### What you should do
Retype the data below exactly as it appears, line for line, with nothing left out or changed.

### Records for the task
--- Begin ---

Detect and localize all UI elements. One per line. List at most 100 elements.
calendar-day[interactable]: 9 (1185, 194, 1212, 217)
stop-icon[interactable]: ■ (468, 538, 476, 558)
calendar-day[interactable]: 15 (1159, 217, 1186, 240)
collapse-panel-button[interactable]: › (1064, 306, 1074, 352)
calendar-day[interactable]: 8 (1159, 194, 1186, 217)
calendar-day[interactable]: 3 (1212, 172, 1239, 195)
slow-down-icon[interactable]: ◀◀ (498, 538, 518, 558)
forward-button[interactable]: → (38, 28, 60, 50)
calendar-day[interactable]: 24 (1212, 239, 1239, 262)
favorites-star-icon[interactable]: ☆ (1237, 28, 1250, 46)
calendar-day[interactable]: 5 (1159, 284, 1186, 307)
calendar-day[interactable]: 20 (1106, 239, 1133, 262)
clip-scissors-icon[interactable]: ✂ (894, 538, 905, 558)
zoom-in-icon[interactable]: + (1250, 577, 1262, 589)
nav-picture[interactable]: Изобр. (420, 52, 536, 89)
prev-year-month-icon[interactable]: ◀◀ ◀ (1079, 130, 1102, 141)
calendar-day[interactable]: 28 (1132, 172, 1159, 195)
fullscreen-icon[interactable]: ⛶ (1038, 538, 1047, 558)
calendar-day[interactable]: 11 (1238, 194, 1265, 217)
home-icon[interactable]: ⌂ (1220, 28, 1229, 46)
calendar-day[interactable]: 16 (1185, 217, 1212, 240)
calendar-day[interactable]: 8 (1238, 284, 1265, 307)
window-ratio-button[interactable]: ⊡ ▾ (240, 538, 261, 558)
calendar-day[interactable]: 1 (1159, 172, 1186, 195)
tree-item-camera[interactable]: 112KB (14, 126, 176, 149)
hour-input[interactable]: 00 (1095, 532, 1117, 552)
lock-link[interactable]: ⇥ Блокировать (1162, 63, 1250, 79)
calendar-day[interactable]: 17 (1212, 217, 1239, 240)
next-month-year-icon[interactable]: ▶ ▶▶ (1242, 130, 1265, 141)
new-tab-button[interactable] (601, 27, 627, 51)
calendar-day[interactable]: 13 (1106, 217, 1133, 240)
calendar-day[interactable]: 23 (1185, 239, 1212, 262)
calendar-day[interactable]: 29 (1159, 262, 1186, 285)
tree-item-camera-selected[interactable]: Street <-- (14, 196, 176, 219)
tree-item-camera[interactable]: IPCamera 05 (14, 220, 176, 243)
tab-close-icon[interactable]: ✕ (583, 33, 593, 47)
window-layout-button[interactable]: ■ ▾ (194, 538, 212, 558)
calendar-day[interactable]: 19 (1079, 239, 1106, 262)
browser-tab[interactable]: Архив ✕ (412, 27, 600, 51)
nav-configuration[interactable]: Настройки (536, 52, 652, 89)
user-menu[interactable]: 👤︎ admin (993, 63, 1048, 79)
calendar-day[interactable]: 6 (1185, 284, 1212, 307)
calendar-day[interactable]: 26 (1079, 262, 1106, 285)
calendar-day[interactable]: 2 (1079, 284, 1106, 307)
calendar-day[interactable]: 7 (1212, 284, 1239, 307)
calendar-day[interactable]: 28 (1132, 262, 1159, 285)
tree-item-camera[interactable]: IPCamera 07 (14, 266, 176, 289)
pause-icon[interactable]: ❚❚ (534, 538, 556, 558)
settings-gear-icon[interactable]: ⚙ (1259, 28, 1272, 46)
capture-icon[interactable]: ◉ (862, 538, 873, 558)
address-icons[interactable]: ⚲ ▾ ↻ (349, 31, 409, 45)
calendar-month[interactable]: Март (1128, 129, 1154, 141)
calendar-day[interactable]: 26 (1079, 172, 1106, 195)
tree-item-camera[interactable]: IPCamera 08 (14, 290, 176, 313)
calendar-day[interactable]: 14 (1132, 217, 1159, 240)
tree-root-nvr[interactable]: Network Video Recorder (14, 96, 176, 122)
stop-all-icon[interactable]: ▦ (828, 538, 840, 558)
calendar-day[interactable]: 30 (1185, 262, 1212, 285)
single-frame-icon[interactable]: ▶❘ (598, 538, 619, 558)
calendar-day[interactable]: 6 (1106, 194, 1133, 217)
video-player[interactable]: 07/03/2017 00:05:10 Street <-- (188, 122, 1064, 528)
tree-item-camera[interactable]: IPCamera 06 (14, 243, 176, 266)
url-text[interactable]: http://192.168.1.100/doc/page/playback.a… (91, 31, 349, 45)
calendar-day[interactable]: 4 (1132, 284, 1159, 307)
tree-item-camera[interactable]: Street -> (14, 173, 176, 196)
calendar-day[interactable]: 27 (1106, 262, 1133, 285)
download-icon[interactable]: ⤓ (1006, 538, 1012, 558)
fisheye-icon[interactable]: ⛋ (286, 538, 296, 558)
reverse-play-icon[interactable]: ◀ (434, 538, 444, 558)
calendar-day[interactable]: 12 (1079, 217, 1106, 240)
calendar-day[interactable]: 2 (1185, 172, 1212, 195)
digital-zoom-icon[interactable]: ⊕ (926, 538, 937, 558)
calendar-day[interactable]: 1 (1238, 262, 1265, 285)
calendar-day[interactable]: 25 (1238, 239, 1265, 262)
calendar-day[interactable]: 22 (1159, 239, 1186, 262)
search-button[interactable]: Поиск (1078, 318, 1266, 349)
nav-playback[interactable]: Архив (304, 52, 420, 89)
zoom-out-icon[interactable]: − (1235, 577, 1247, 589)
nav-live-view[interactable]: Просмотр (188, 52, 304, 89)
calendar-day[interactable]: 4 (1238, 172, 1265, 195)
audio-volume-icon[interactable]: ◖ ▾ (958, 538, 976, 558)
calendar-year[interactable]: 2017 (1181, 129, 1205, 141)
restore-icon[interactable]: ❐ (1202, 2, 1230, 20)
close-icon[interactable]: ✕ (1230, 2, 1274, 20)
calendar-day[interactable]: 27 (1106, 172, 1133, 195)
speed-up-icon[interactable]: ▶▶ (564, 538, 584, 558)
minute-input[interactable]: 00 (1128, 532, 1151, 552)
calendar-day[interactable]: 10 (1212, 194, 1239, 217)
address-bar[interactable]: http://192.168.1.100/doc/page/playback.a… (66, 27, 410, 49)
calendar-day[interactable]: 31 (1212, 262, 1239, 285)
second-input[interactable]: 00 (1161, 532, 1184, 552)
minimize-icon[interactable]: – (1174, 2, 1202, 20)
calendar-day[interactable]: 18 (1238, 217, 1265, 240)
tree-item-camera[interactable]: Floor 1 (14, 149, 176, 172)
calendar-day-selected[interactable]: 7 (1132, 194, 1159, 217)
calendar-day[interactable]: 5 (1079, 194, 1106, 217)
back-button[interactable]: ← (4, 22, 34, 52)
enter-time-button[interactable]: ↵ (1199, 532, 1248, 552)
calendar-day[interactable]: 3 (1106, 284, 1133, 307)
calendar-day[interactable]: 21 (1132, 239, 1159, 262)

--- End ---

### Exercise solution
Detect and localize all UI elements. One per line. List at most 100 elements.
calendar-day[interactable]: 9 (1185, 194, 1212, 217)
stop-icon[interactable]: ■ (468, 538, 476, 558)
calendar-day[interactable]: 15 (1159, 217, 1186, 240)
collapse-panel-button[interactable]: › (1064, 306, 1074, 352)
calendar-day[interactable]: 8 (1159, 194, 1186, 217)
calendar-day[interactable]: 3 (1212, 172, 1239, 195)
slow-down-icon[interactable]: ◀◀ (498, 538, 518, 558)
forward-button[interactable]: → (38, 28, 60, 50)
calendar-day[interactable]: 24 (1212, 239, 1239, 262)
favorites-star-icon[interactable]: ☆ (1237, 28, 1250, 46)
calendar-day[interactable]: 5 (1159, 284, 1186, 307)
calendar-day[interactable]: 20 (1106, 239, 1133, 262)
clip-scissors-icon[interactable]: ✂ (894, 538, 905, 558)
zoom-in-icon[interactable]: + (1250, 577, 1262, 589)
nav-picture[interactable]: Изобр. (420, 52, 536, 89)
prev-year-month-icon[interactable]: ◀◀ ◀ (1079, 130, 1102, 141)
calendar-day[interactable]: 28 (1132, 172, 1159, 195)
fullscreen-icon[interactable]: ⛶ (1038, 538, 1047, 558)
calendar-day[interactable]: 11 (1238, 194, 1265, 217)
home-icon[interactable]: ⌂ (1220, 28, 1229, 46)
calendar-day[interactable]: 16 (1185, 217, 1212, 240)
calendar-day[interactable]: 8 (1238, 284, 1265, 307)
window-ratio-button[interactable]: ⊡ ▾ (240, 538, 261, 558)
calendar-day[interactable]: 1 (1159, 172, 1186, 195)
tree-item-camera[interactable]: 112KB (14, 126, 176, 149)
hour-input[interactable]: 00 (1095, 532, 1117, 552)
lock-link[interactable]: ⇥ Блокировать (1162, 63, 1250, 79)
calendar-day[interactable]: 17 (1212, 217, 1239, 240)
next-month-year-icon[interactable]: ▶ ▶▶ (1242, 130, 1265, 141)
new-tab-button[interactable] (601, 27, 627, 51)
calendar-day[interactable]: 13 (1106, 217, 1133, 240)
calendar-day[interactable]: 23 (1185, 239, 1212, 262)
calendar-day[interactable]: 29 (1159, 262, 1186, 285)
tree-item-camera-selected[interactable]: Street <-- (14, 196, 176, 219)
tree-item-camera[interactable]: IPCamera 05 (14, 220, 176, 243)
tab-close-icon[interactable]: ✕ (583, 33, 593, 47)
window-layout-button[interactable]: ■ ▾ (194, 538, 212, 558)
calendar-day[interactable]: 19 (1079, 239, 1106, 262)
browser-tab[interactable]: Архив ✕ (412, 27, 600, 51)
nav-configuration[interactable]: Настройки (536, 52, 652, 89)
user-menu[interactable]: 👤︎ admin (993, 63, 1048, 79)
calendar-day[interactable]: 6 (1185, 284, 1212, 307)
calendar-day[interactable]: 26 (1079, 262, 1106, 285)
calendar-day[interactable]: 2 (1079, 284, 1106, 307)
calendar-day[interactable]: 7 (1212, 284, 1239, 307)
calendar-day[interactable]: 28 (1132, 262, 1159, 285)
tree-item-camera[interactable]: IPCamera 07 (14, 266, 176, 289)
pause-icon[interactable]: ❚❚ (534, 538, 556, 558)
settings-gear-icon[interactable]: ⚙ (1259, 28, 1272, 46)
capture-icon[interactable]: ◉ (862, 538, 873, 558)
address-icons[interactable]: ⚲ ▾ ↻ (349, 31, 409, 45)
calendar-month[interactable]: Март (1128, 129, 1154, 141)
calendar-day[interactable]: 26 (1079, 172, 1106, 195)
tree-item-camera[interactable]: IPCamera 08 (14, 290, 176, 313)
calendar-day[interactable]: 14 (1132, 217, 1159, 240)
tree-root-nvr[interactable]: Network Video Recorder (14, 96, 176, 122)
stop-all-icon[interactable]: ▦ (828, 538, 840, 558)
calendar-day[interactable]: 30 (1185, 262, 1212, 285)
single-frame-icon[interactable]: ▶❘ (598, 538, 619, 558)
calendar-day[interactable]: 6 (1106, 194, 1133, 217)
video-player[interactable]: 07/03/2017 00:05:10 Street <-- (188, 122, 1064, 528)
tree-item-camera[interactable]: IPCamera 06 (14, 243, 176, 266)
url-text[interactable]: http://192.168.1.100/doc/page/playback.a… (91, 31, 349, 45)
calendar-day[interactable]: 4 (1132, 284, 1159, 307)
tree-item-camera[interactable]: Street -> (14, 173, 176, 196)
calendar-day[interactable]: 27 (1106, 262, 1133, 285)
download-icon[interactable]: ⤓ (1006, 538, 1012, 558)
fisheye-icon[interactable]: ⛋ (286, 538, 296, 558)
reverse-play-icon[interactable]: ◀ (434, 538, 444, 558)
calendar-day[interactable]: 12 (1079, 217, 1106, 240)
calendar-day[interactable]: 2 (1185, 172, 1212, 195)
digital-zoom-icon[interactable]: ⊕ (926, 538, 937, 558)
calendar-day[interactable]: 1 (1238, 262, 1265, 285)
calendar-day[interactable]: 25 (1238, 239, 1265, 262)
calendar-day[interactable]: 22 (1159, 239, 1186, 262)
search-button[interactable]: Поиск (1078, 318, 1266, 349)
nav-playback[interactable]: Архив (304, 52, 420, 89)
zoom-out-icon[interactable]: − (1235, 577, 1247, 589)
nav-live-view[interactable]: Просмотр (188, 52, 304, 89)
calendar-day[interactable]: 4 (1238, 172, 1265, 195)
audio-volume-icon[interactable]: ◖ ▾ (958, 538, 976, 558)
calendar-year[interactable]: 2017 (1181, 129, 1205, 141)
restore-icon[interactable]: ❐ (1202, 2, 1230, 20)
close-icon[interactable]: ✕ (1230, 2, 1274, 20)
calendar-day[interactable]: 27 (1106, 172, 1133, 195)
speed-up-icon[interactable]: ▶▶ (564, 538, 584, 558)
minute-input[interactable]: 00 (1128, 532, 1151, 552)
calendar-day[interactable]: 10 (1212, 194, 1239, 217)
address-bar[interactable]: http://192.168.1.100/doc/page/playback.a… (66, 27, 410, 49)
calendar-day[interactable]: 31 (1212, 262, 1239, 285)
second-input[interactable]: 00 (1161, 532, 1184, 552)
minimize-icon[interactable]: – (1174, 2, 1202, 20)
calendar-day[interactable]: 18 (1238, 217, 1265, 240)
tree-item-camera[interactable]: Floor 1 (14, 149, 176, 172)
calendar-day-selected[interactable]: 7 (1132, 194, 1159, 217)
calendar-day[interactable]: 5 (1079, 194, 1106, 217)
back-button[interactable]: ← (4, 22, 34, 52)
enter-time-button[interactable]: ↵ (1199, 532, 1248, 552)
calendar-day[interactable]: 3 (1106, 284, 1133, 307)
calendar-day[interactable]: 21 (1132, 239, 1159, 262)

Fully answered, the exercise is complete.